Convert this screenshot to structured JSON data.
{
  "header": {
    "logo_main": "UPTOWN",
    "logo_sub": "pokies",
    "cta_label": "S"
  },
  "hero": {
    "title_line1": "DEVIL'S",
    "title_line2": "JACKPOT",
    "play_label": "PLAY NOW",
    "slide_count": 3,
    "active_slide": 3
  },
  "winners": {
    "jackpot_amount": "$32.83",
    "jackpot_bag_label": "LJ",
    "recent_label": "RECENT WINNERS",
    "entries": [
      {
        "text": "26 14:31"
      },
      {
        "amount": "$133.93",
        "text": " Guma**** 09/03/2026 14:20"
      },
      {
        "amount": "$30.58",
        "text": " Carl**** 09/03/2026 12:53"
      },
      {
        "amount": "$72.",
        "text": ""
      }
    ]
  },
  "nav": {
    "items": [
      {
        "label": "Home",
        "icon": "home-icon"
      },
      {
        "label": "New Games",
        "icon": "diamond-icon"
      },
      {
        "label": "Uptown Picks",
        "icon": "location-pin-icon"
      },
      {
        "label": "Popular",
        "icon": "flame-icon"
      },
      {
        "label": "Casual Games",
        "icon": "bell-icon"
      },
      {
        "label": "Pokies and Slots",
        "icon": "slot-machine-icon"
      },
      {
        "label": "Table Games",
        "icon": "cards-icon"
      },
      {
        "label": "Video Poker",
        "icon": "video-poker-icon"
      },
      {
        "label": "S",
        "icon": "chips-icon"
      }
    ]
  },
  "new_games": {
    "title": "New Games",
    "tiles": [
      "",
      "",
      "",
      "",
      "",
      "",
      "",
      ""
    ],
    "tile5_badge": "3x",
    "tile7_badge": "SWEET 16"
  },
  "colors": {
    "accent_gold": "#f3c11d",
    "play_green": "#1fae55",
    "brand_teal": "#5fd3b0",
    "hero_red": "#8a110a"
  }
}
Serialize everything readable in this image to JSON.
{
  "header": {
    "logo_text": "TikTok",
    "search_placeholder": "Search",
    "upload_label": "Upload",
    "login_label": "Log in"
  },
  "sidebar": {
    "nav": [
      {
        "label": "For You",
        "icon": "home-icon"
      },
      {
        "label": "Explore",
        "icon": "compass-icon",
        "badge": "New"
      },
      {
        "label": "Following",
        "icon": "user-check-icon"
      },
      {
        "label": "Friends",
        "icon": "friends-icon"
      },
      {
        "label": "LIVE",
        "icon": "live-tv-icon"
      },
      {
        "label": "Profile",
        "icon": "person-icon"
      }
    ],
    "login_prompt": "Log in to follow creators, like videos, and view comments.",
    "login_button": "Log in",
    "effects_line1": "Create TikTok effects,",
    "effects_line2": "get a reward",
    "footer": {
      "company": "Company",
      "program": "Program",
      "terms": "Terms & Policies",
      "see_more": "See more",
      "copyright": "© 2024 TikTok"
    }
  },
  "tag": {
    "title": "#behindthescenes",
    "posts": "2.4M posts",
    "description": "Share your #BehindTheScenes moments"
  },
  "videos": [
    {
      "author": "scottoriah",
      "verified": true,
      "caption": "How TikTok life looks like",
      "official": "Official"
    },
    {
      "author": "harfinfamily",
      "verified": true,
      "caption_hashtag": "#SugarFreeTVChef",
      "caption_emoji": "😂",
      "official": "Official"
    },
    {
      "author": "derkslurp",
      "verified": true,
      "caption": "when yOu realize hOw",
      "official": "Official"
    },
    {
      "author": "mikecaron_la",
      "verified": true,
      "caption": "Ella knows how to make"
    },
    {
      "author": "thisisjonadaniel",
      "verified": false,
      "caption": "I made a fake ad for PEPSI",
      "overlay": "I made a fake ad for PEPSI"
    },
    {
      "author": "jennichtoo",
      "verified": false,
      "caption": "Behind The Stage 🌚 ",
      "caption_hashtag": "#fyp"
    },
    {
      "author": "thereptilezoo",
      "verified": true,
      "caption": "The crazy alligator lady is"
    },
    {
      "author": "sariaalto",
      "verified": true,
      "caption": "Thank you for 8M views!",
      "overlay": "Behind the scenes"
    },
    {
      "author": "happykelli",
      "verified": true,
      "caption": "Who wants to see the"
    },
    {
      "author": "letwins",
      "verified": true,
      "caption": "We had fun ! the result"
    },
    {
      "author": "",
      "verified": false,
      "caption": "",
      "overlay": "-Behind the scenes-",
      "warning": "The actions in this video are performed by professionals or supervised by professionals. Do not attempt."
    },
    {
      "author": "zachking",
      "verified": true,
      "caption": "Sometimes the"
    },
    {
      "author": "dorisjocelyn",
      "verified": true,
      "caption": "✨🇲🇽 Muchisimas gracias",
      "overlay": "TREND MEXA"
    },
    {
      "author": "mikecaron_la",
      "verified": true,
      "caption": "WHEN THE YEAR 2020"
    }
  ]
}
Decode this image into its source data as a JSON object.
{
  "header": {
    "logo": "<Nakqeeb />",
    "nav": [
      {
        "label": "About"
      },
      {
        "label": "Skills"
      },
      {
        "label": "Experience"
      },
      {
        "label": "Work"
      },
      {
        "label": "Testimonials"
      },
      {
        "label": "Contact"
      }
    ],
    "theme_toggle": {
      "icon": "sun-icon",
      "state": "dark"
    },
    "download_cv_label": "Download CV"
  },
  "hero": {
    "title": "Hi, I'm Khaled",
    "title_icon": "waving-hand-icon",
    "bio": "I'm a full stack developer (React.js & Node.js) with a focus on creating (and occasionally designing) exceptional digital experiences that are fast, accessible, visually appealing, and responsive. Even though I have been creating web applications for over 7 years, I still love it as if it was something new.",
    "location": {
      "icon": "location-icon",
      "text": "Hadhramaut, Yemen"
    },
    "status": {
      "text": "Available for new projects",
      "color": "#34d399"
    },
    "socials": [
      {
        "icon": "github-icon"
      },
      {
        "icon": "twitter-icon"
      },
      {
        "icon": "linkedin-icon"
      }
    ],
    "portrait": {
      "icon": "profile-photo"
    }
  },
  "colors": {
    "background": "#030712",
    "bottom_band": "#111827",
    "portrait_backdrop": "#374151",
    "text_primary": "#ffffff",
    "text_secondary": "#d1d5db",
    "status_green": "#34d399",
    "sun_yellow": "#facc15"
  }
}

• _WHAT THE TASK ASKS_
Copy all lines above containing the string "data".

• _EXERCISE RESPONSE_
Convert this screenshot to structured JSON data.
Decode this image into its source data as a JSON object.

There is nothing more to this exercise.